** TO BE DONE **
Copy each line of the records that contains the word "address".

Records from a collection:
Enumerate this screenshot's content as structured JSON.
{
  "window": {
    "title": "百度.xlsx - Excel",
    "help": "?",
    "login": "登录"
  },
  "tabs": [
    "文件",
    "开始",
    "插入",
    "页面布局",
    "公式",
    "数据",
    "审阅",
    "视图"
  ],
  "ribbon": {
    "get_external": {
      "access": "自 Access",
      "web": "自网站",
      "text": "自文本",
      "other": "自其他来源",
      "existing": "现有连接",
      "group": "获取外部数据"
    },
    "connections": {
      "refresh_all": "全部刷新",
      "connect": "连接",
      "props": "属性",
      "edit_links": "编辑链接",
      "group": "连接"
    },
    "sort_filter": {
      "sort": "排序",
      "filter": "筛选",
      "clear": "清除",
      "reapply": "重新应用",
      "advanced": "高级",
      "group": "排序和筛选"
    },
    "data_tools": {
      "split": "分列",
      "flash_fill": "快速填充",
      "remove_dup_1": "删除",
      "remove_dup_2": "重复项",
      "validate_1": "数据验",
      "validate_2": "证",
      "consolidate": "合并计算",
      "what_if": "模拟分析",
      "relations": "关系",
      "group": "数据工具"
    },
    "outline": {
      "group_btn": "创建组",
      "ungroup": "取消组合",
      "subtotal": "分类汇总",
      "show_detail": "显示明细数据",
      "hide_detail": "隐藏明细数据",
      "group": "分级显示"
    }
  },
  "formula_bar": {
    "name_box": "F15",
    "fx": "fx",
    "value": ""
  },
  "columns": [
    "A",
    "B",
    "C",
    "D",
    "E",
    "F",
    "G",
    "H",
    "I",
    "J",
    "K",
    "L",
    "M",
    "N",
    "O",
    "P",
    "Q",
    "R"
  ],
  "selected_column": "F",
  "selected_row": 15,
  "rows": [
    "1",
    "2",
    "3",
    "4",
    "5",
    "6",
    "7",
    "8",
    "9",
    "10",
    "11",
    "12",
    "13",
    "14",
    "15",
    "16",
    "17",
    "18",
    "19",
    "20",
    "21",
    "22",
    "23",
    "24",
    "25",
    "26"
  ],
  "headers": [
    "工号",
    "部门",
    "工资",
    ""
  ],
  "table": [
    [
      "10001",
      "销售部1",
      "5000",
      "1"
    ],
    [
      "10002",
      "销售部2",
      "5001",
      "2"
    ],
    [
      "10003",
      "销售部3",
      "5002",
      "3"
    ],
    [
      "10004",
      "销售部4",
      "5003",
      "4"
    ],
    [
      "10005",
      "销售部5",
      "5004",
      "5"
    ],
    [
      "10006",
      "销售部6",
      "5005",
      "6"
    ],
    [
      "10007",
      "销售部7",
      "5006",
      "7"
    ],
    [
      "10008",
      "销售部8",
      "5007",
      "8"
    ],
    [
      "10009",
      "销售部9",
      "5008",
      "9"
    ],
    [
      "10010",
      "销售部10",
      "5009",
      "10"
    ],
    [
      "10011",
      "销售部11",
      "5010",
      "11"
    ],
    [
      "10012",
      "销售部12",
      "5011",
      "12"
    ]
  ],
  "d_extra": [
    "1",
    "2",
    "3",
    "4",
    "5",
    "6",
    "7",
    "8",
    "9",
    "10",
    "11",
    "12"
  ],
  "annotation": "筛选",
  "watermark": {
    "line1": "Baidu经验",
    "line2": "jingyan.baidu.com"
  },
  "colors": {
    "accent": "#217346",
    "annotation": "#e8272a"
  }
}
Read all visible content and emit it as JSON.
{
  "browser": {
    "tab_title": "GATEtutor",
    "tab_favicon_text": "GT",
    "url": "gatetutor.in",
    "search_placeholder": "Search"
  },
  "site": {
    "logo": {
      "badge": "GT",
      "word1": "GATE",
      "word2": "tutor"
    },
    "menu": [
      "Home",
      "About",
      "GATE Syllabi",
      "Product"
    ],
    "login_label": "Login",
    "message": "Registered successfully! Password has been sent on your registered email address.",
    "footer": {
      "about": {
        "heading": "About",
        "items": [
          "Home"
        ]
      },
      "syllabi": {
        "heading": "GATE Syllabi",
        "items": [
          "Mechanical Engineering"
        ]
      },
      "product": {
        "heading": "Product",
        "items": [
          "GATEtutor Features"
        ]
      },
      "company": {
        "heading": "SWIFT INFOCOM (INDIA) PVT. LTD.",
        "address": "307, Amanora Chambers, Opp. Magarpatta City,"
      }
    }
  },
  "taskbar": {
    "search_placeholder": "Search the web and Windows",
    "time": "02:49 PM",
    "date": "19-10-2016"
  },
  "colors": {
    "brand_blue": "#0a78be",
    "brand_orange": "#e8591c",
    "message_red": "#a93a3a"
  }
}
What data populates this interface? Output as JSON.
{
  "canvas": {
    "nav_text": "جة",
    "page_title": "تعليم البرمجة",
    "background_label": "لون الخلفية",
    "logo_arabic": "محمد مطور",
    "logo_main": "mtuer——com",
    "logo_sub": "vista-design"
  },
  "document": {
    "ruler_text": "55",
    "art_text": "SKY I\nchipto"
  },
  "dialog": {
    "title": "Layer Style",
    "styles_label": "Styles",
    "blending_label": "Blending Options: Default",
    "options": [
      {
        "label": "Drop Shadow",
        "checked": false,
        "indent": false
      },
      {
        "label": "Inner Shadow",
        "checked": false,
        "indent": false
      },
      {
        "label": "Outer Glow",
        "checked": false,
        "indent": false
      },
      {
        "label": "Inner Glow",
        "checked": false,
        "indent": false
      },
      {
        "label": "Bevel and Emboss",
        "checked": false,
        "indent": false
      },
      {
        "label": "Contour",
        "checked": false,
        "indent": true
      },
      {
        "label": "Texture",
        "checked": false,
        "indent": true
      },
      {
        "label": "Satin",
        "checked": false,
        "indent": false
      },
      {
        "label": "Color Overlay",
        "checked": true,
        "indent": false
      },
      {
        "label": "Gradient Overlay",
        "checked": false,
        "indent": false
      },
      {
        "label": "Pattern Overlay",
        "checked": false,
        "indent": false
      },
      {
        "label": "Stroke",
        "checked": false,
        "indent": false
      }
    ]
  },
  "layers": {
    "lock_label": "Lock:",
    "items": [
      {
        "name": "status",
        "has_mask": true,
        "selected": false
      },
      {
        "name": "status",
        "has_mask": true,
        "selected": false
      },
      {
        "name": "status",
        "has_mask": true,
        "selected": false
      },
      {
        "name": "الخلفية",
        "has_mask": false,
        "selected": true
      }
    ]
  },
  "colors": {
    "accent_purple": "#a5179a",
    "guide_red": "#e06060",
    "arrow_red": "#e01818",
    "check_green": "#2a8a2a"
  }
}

** FULL OUTPUT **
    "message": "Registered successfully! Password has been sent on your registered email address.",
        "address": "307, Amanora Chambers, Opp. Magarpatta City,"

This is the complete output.